WHAT NEEDS TO BE DONE ::
Repeat the listing word for word. No pictures belong in the copy.

++++

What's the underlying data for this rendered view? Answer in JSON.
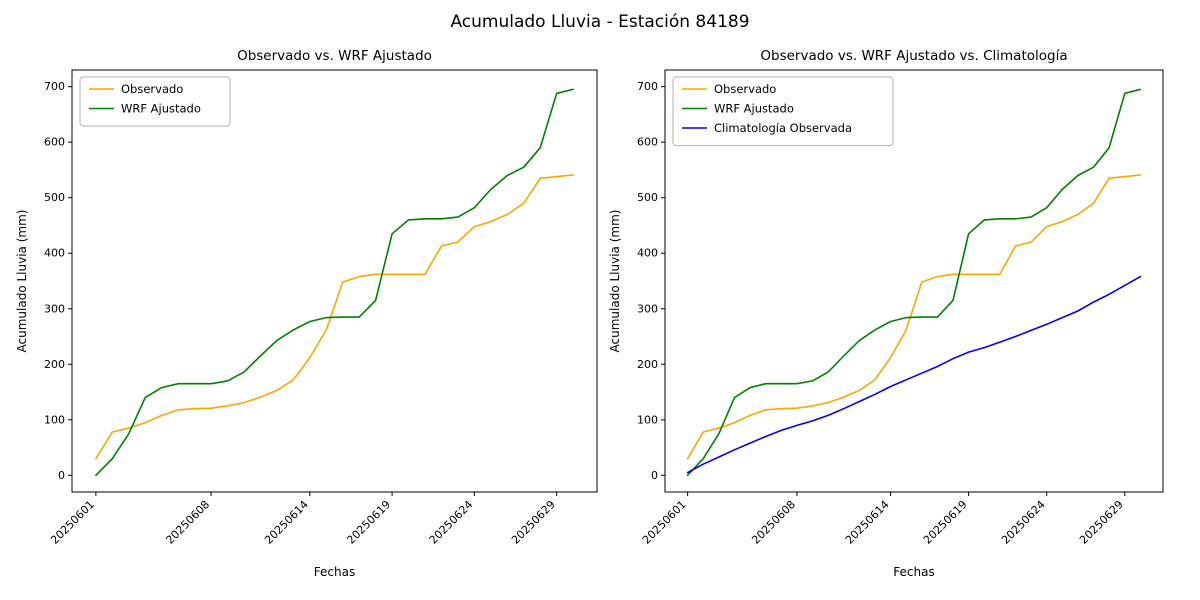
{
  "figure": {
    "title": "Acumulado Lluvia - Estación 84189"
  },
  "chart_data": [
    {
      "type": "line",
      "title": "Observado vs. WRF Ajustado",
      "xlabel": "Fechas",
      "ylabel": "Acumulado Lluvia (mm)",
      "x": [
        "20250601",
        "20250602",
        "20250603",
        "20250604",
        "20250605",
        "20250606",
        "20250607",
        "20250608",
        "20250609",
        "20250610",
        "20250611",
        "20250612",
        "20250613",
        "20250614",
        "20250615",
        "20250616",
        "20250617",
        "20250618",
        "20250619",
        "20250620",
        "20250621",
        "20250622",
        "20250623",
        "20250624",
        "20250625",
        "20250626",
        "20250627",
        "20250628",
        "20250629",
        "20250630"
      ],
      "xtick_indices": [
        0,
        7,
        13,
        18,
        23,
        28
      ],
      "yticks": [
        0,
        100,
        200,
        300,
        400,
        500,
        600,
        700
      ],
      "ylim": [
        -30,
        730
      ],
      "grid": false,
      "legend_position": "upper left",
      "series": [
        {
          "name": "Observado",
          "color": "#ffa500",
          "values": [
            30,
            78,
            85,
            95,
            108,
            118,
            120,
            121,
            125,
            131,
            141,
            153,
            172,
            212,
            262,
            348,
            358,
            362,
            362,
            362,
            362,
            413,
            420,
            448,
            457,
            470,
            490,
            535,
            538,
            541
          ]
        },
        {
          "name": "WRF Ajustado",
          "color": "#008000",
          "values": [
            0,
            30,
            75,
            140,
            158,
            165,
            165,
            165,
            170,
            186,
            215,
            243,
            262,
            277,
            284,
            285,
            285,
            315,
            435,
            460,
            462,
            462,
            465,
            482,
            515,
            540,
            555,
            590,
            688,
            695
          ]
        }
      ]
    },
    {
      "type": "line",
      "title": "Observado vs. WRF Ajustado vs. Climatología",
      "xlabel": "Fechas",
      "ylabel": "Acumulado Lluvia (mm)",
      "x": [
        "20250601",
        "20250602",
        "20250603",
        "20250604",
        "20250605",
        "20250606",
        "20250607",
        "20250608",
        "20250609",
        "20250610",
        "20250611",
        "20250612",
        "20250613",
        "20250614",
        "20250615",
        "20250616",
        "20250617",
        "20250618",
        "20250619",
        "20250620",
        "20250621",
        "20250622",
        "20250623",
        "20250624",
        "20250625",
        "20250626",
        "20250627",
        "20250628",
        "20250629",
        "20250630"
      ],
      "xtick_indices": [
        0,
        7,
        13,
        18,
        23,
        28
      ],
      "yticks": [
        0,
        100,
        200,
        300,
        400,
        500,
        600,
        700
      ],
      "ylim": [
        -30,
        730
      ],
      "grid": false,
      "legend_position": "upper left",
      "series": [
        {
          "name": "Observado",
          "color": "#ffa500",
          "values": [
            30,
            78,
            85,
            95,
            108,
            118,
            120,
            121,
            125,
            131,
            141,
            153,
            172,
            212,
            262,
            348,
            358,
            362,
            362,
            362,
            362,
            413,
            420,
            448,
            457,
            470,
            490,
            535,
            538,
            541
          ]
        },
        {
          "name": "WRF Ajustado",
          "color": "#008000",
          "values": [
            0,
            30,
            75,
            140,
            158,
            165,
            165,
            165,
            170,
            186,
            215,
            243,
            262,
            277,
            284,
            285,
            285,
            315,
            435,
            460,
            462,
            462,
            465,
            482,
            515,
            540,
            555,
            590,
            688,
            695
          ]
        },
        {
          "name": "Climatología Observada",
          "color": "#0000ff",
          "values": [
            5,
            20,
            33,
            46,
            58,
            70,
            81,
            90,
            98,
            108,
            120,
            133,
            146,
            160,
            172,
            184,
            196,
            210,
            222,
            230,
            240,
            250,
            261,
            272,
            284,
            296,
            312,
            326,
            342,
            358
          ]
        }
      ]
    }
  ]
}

++++

FINISHED TASK ::
What's the underlying data for this rendered view? Answer in JSON.
{
  "figure": {
    "title": "Acumulado Lluvia - Estación 84189"
  },
  "chart_data": [
    {
      "type": "line",
      "title": "Observado vs. WRF Ajustado",
      "xlabel": "Fechas",
      "ylabel": "Acumulado Lluvia (mm)",
      "x": [
        "20250601",
        "20250602",
        "20250603",
        "20250604",
        "20250605",
        "20250606",
        "20250607",
        "20250608",
        "20250609",
        "20250610",
        "20250611",
        "20250612",
        "20250613",
        "20250614",
        "20250615",
        "20250616",
        "20250617",
        "20250618",
        "20250619",
        "20250620",
        "20250621",
        "20250622",
        "20250623",
        "20250624",
        "20250625",
        "20250626",
        "20250627",
        "20250628",
        "20250629",
        "20250630"
      ],
      "xtick_indices": [
        0,
        7,
        13,
        18,
        23,
        28
      ],
      "yticks": [
        0,
        100,
        200,
        300,
        400,
        500,
        600,
        700
      ],
      "ylim": [
        -30,
        730
      ],
      "grid": false,
      "legend_position": "upper left",
      "series": [
        {
          "name": "Observado",
          "color": "#ffa500",
          "values": [
            30,
            78,
            85,
            95,
            108,
            118,
            120,
            121,
            125,
            131,
            141,
            153,
            172,
            212,
            262,
            348,
            358,
            362,
            362,
            362,
            362,
            413,
            420,
            448,
            457,
            470,
            490,
            535,
            538,
            541
          ]
        },
        {
          "name": "WRF Ajustado",
          "color": "#008000",
          "values": [
            0,
            30,
            75,
            140,
            158,
            165,
            165,
            165,
            170,
            186,
            215,
            243,
            262,
            277,
            284,
            285,
            285,
            315,
            435,
            460,
            462,
            462,
            465,
            482,
            515,
            540,
            555,
            590,
            688,
            695
          ]
        }
      ]
    },
    {
      "type": "line",
      "title": "Observado vs. WRF Ajustado vs. Climatología",
      "xlabel": "Fechas",
      "ylabel": "Acumulado Lluvia (mm)",
      "x": [
        "20250601",
        "20250602",
        "20250603",
        "20250604",
        "20250605",
        "20250606",
        "20250607",
        "20250608",
        "20250609",
        "20250610",
        "20250611",
        "20250612",
        "20250613",
        "20250614",
        "20250615",
        "20250616",
        "20250617",
        "20250618",
        "20250619",
        "20250620",
        "20250621",
        "20250622",
        "20250623",
        "20250624",
        "20250625",
        "20250626",
        "20250627",
        "20250628",
        "20250629",
        "20250630"
      ],
      "xtick_indices": [
        0,
        7,
        13,
        18,
        23,
        28
      ],
      "yticks": [
        0,
        100,
        200,
        300,
        400,
        500,
        600,
        700
      ],
      "ylim": [
        -30,
        730
      ],
      "grid": false,
      "legend_position": "upper left",
      "series": [
        {
          "name": "Observado",
          "color": "#ffa500",
          "values": [
            30,
            78,
            85,
            95,
            108,
            118,
            120,
            121,
            125,
            131,
            141,
            153,
            172,
            212,
            262,
            348,
            358,
            362,
            362,
            362,
            362,
            413,
            420,
            448,
            457,
            470,
            490,
            535,
            538,
            541
          ]
        },
        {
          "name": "WRF Ajustado",
          "color": "#008000",
          "values": [
            0,
            30,
            75,
            140,
            158,
            165,
            165,
            165,
            170,
            186,
            215,
            243,
            262,
            277,
            284,
            285,
            285,
            315,
            435,
            460,
            462,
            462,
            465,
            482,
            515,
            540,
            555,
            590,
            688,
            695
          ]
        },
        {
          "name": "Climatología Observada",
          "color": "#0000ff",
          "values": [
            5,
            20,
            33,
            46,
            58,
            70,
            81,
            90,
            98,
            108,
            120,
            133,
            146,
            160,
            172,
            184,
            196,
            210,
            222,
            230,
            240,
            250,
            261,
            272,
            284,
            296,
            312,
            326,
            342,
            358
          ]
        }
      ]
    }
  ]
}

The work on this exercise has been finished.